■ Provided information

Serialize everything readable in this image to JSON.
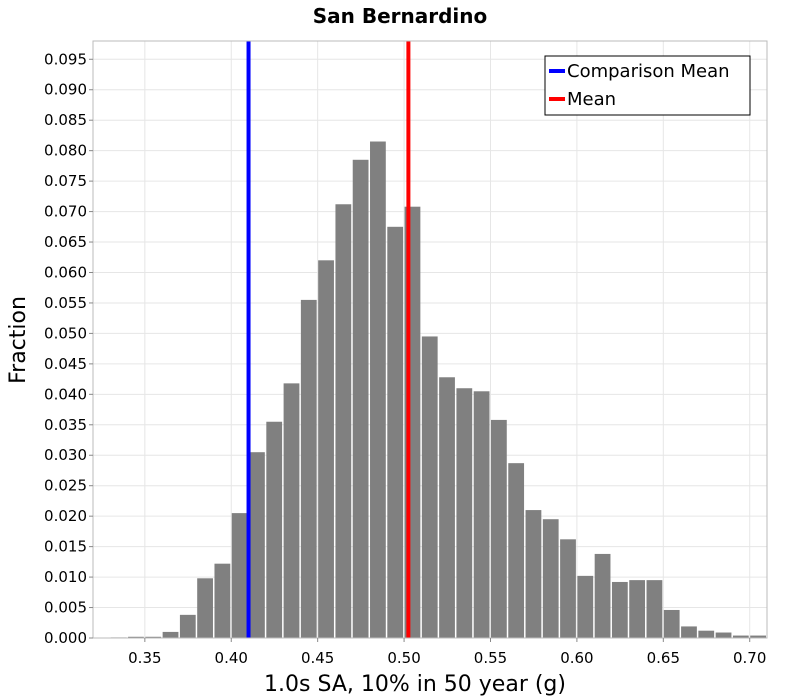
{
  "chart_data": {
    "type": "bar",
    "title": "San Bernardino",
    "xlabel": "1.0s SA, 10% in 50 year (g)",
    "ylabel": "Fraction",
    "xlim": [
      0.32,
      0.71
    ],
    "ylim": [
      0,
      0.098
    ],
    "bin_width": 0.01,
    "bins": [
      {
        "x": 0.335,
        "y": 0.0001
      },
      {
        "x": 0.345,
        "y": 0.0002
      },
      {
        "x": 0.355,
        "y": 0.0002
      },
      {
        "x": 0.365,
        "y": 0.001
      },
      {
        "x": 0.375,
        "y": 0.0038
      },
      {
        "x": 0.385,
        "y": 0.0098
      },
      {
        "x": 0.395,
        "y": 0.0122
      },
      {
        "x": 0.405,
        "y": 0.0205
      },
      {
        "x": 0.415,
        "y": 0.0305
      },
      {
        "x": 0.425,
        "y": 0.0355
      },
      {
        "x": 0.435,
        "y": 0.0418
      },
      {
        "x": 0.445,
        "y": 0.0555
      },
      {
        "x": 0.455,
        "y": 0.062
      },
      {
        "x": 0.465,
        "y": 0.0712
      },
      {
        "x": 0.475,
        "y": 0.0785
      },
      {
        "x": 0.485,
        "y": 0.0815
      },
      {
        "x": 0.495,
        "y": 0.0675
      },
      {
        "x": 0.505,
        "y": 0.0708
      },
      {
        "x": 0.515,
        "y": 0.0495
      },
      {
        "x": 0.525,
        "y": 0.0428
      },
      {
        "x": 0.535,
        "y": 0.041
      },
      {
        "x": 0.545,
        "y": 0.0405
      },
      {
        "x": 0.555,
        "y": 0.0358
      },
      {
        "x": 0.565,
        "y": 0.0287
      },
      {
        "x": 0.575,
        "y": 0.021
      },
      {
        "x": 0.585,
        "y": 0.0195
      },
      {
        "x": 0.595,
        "y": 0.0162
      },
      {
        "x": 0.605,
        "y": 0.0102
      },
      {
        "x": 0.615,
        "y": 0.0138
      },
      {
        "x": 0.625,
        "y": 0.0092
      },
      {
        "x": 0.635,
        "y": 0.0095
      },
      {
        "x": 0.645,
        "y": 0.0095
      },
      {
        "x": 0.655,
        "y": 0.0046
      },
      {
        "x": 0.665,
        "y": 0.0019
      },
      {
        "x": 0.675,
        "y": 0.0012
      },
      {
        "x": 0.685,
        "y": 0.0009
      },
      {
        "x": 0.695,
        "y": 0.0004
      },
      {
        "x": 0.705,
        "y": 0.0004
      }
    ],
    "vlines": [
      {
        "name": "Comparison Mean",
        "x": 0.41,
        "color": "#0000ff"
      },
      {
        "name": "Mean",
        "x": 0.5025,
        "color": "#ff0000"
      }
    ],
    "bar_color": "#808080",
    "x_ticks": [
      "0.35",
      "0.40",
      "0.45",
      "0.50",
      "0.55",
      "0.60",
      "0.65",
      "0.70"
    ],
    "y_ticks": [
      "0.000",
      "0.005",
      "0.010",
      "0.015",
      "0.020",
      "0.025",
      "0.030",
      "0.035",
      "0.040",
      "0.045",
      "0.050",
      "0.055",
      "0.060",
      "0.065",
      "0.070",
      "0.075",
      "0.080",
      "0.085",
      "0.090",
      "0.095"
    ],
    "legend": {
      "position": "top-right",
      "entries": [
        {
          "label": "Comparison Mean",
          "color": "#0000ff"
        },
        {
          "label": "Mean",
          "color": "#ff0000"
        }
      ]
    },
    "grid": true
  }
}
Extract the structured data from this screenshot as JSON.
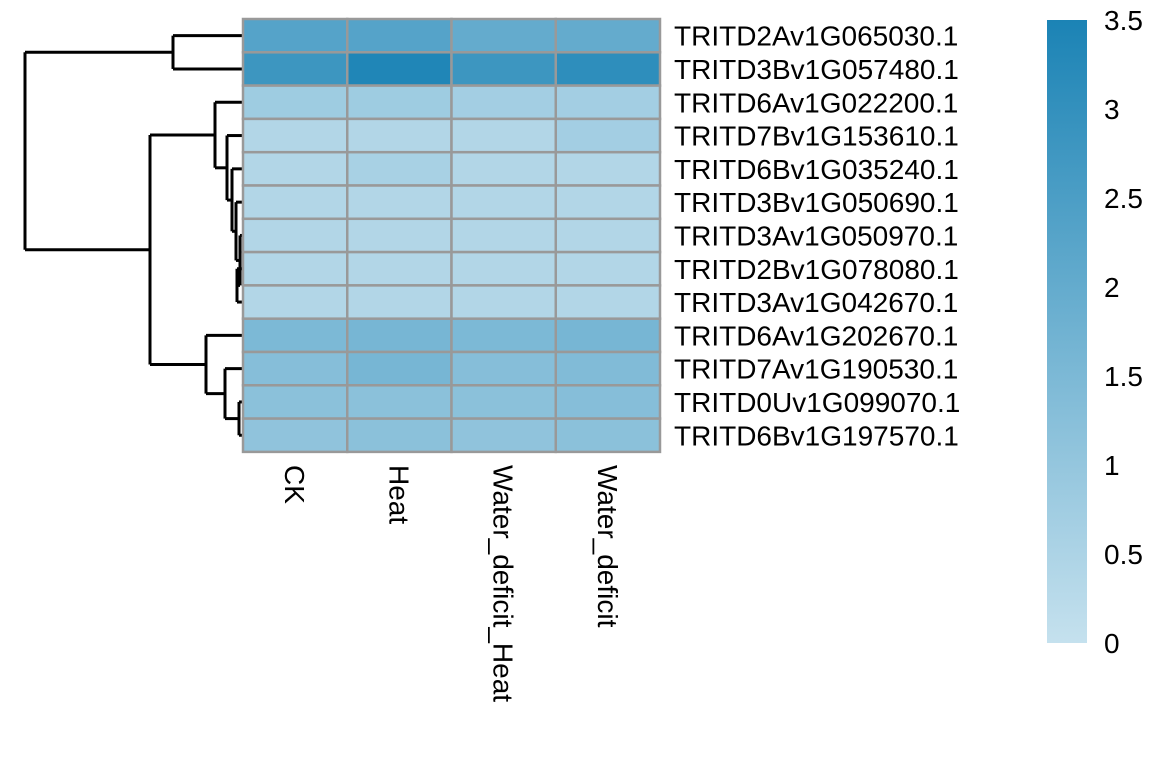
{
  "chart_data": {
    "type": "heatmap",
    "rows": [
      "TRITD2Av1G065030.1",
      "TRITD3Bv1G057480.1",
      "TRITD6Av1G022200.1",
      "TRITD7Bv1G153610.1",
      "TRITD6Bv1G035240.1",
      "TRITD3Bv1G050690.1",
      "TRITD3Av1G050970.1",
      "TRITD2Bv1G078080.1",
      "TRITD3Av1G042670.1",
      "TRITD6Av1G202670.1",
      "TRITD7Av1G190530.1",
      "TRITD0Uv1G099070.1",
      "TRITD6Bv1G197570.1"
    ],
    "columns": [
      "CK",
      "Heat",
      "Water_deficit_Heat",
      "Water_deficit"
    ],
    "values": [
      [
        2.3,
        2.3,
        2.0,
        2.0
      ],
      [
        2.8,
        3.4,
        2.8,
        3.1
      ],
      [
        0.8,
        0.8,
        0.7,
        0.7
      ],
      [
        0.4,
        0.4,
        0.4,
        0.7
      ],
      [
        0.4,
        0.6,
        0.4,
        0.4
      ],
      [
        0.4,
        0.4,
        0.4,
        0.4
      ],
      [
        0.4,
        0.4,
        0.4,
        0.4
      ],
      [
        0.4,
        0.4,
        0.4,
        0.4
      ],
      [
        0.4,
        0.4,
        0.4,
        0.4
      ],
      [
        1.5,
        1.6,
        1.5,
        1.6
      ],
      [
        1.3,
        1.6,
        1.3,
        1.4
      ],
      [
        1.2,
        1.2,
        1.2,
        1.3
      ],
      [
        1.1,
        1.2,
        1.1,
        1.2
      ]
    ],
    "color_scale": {
      "min": 0,
      "max": 3.5,
      "low_color": "#c5e1ee",
      "high_color": "#1b83b5"
    },
    "legend": {
      "ticks": [
        "0",
        "0.5",
        "1",
        "1.5",
        "2",
        "2.5",
        "3",
        "3.5"
      ],
      "tick_values": [
        0,
        0.5,
        1,
        1.5,
        2,
        2.5,
        3,
        3.5
      ],
      "placement": "right"
    },
    "cell_border_color": "#999999",
    "row_dendrogram": true,
    "title": "",
    "xlabel": "",
    "ylabel": ""
  }
}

■ Description of the task
Go through the entries above and print each one exactly, minus the pictures.

■ Task answer
Serialize everything readable in this image to JSON.
{
  "chart_data": {
    "type": "bar",
    "title": "San Bernardino",
    "xlabel": "1.0s SA, 10% in 50 year (g)",
    "ylabel": "Fraction",
    "xlim": [
      0.32,
      0.71
    ],
    "ylim": [
      0,
      0.098
    ],
    "bin_width": 0.01,
    "bins": [
      {
        "x": 0.335,
        "y": 0.0001
      },
      {
        "x": 0.345,
        "y": 0.0002
      },
      {
        "x": 0.355,
        "y": 0.0002
      },
      {
        "x": 0.365,
        "y": 0.001
      },
      {
        "x": 0.375,
        "y": 0.0038
      },
      {
        "x": 0.385,
        "y": 0.0098
      },
      {
        "x": 0.395,
        "y": 0.0122
      },
      {
        "x": 0.405,
        "y": 0.0205
      },
      {
        "x": 0.415,
        "y": 0.0305
      },
      {
        "x": 0.425,
        "y": 0.0355
      },
      {
        "x": 0.435,
        "y": 0.0418
      },
      {
        "x": 0.445,
        "y": 0.0555
      },
      {
        "x": 0.455,
        "y": 0.062
      },
      {
        "x": 0.465,
        "y": 0.0712
      },
      {
        "x": 0.475,
        "y": 0.0785
      },
      {
        "x": 0.485,
        "y": 0.0815
      },
      {
        "x": 0.495,
        "y": 0.0675
      },
      {
        "x": 0.505,
        "y": 0.0708
      },
      {
        "x": 0.515,
        "y": 0.0495
      },
      {
        "x": 0.525,
        "y": 0.0428
      },
      {
        "x": 0.535,
        "y": 0.041
      },
      {
        "x": 0.545,
        "y": 0.0405
      },
      {
        "x": 0.555,
        "y": 0.0358
      },
      {
        "x": 0.565,
        "y": 0.0287
      },
      {
        "x": 0.575,
        "y": 0.021
      },
      {
        "x": 0.585,
        "y": 0.0195
      },
      {
        "x": 0.595,
        "y": 0.0162
      },
      {
        "x": 0.605,
        "y": 0.0102
      },
      {
        "x": 0.615,
        "y": 0.0138
      },
      {
        "x": 0.625,
        "y": 0.0092
      },
      {
        "x": 0.635,
        "y": 0.0095
      },
      {
        "x": 0.645,
        "y": 0.0095
      },
      {
        "x": 0.655,
        "y": 0.0046
      },
      {
        "x": 0.665,
        "y": 0.0019
      },
      {
        "x": 0.675,
        "y": 0.0012
      },
      {
        "x": 0.685,
        "y": 0.0009
      },
      {
        "x": 0.695,
        "y": 0.0004
      },
      {
        "x": 0.705,
        "y": 0.0004
      }
    ],
    "vlines": [
      {
        "name": "Comparison Mean",
        "x": 0.41,
        "color": "#0000ff"
      },
      {
        "name": "Mean",
        "x": 0.5025,
        "color": "#ff0000"
      }
    ],
    "bar_color": "#808080",
    "x_ticks": [
      "0.35",
      "0.40",
      "0.45",
      "0.50",
      "0.55",
      "0.60",
      "0.65",
      "0.70"
    ],
    "y_ticks": [
      "0.000",
      "0.005",
      "0.010",
      "0.015",
      "0.020",
      "0.025",
      "0.030",
      "0.035",
      "0.040",
      "0.045",
      "0.050",
      "0.055",
      "0.060",
      "0.065",
      "0.070",
      "0.075",
      "0.080",
      "0.085",
      "0.090",
      "0.095"
    ],
    "legend": {
      "position": "top-right",
      "entries": [
        {
          "label": "Comparison Mean",
          "color": "#0000ff"
        },
        {
          "label": "Mean",
          "color": "#ff0000"
        }
      ]
    },
    "grid": true
  }
}
Extract the structured data from this screenshot as JSON.
{
  "chart_data": {
    "type": "heatmap",
    "rows": [
      "TRITD2Av1G065030.1",
      "TRITD3Bv1G057480.1",
      "TRITD6Av1G022200.1",
      "TRITD7Bv1G153610.1",
      "TRITD6Bv1G035240.1",
      "TRITD3Bv1G050690.1",
      "TRITD3Av1G050970.1",
      "TRITD2Bv1G078080.1",
      "TRITD3Av1G042670.1",
      "TRITD6Av1G202670.1",
      "TRITD7Av1G190530.1",
      "TRITD0Uv1G099070.1",
      "TRITD6Bv1G197570.1"
    ],
    "columns": [
      "CK",
      "Heat",
      "Water_deficit_Heat",
      "Water_deficit"
    ],
    "values": [
      [
        2.3,
        2.3,
        2.0,
        2.0
      ],
      [
        2.8,
        3.4,
        2.8,
        3.1
      ],
      [
        0.8,
        0.8,
        0.7,
        0.7
      ],
      [
        0.4,
        0.4,
        0.4,
        0.7
      ],
      [
        0.4,
        0.6,
        0.4,
        0.4
      ],
      [
        0.4,
        0.4,
        0.4,
        0.4
      ],
      [
        0.4,
        0.4,
        0.4,
        0.4
      ],
      [
        0.4,
        0.4,
        0.4,
        0.4
      ],
      [
        0.4,
        0.4,
        0.4,
        0.4
      ],
      [
        1.5,
        1.6,
        1.5,
        1.6
      ],
      [
        1.3,
        1.6,
        1.3,
        1.4
      ],
      [
        1.2,
        1.2,
        1.2,
        1.3
      ],
      [
        1.1,
        1.2,
        1.1,
        1.2
      ]
    ],
    "color_scale": {
      "min": 0,
      "max": 3.5,
      "low_color": "#c5e1ee",
      "high_color": "#1b83b5"
    },
    "legend": {
      "ticks": [
        "0",
        "0.5",
        "1",
        "1.5",
        "2",
        "2.5",
        "3",
        "3.5"
      ],
      "tick_values": [
        0,
        0.5,
        1,
        1.5,
        2,
        2.5,
        3,
        3.5
      ],
      "placement": "right"
    },
    "cell_border_color": "#999999",
    "row_dendrogram": true,
    "title": "",
    "xlabel": "",
    "ylabel": ""
  }
}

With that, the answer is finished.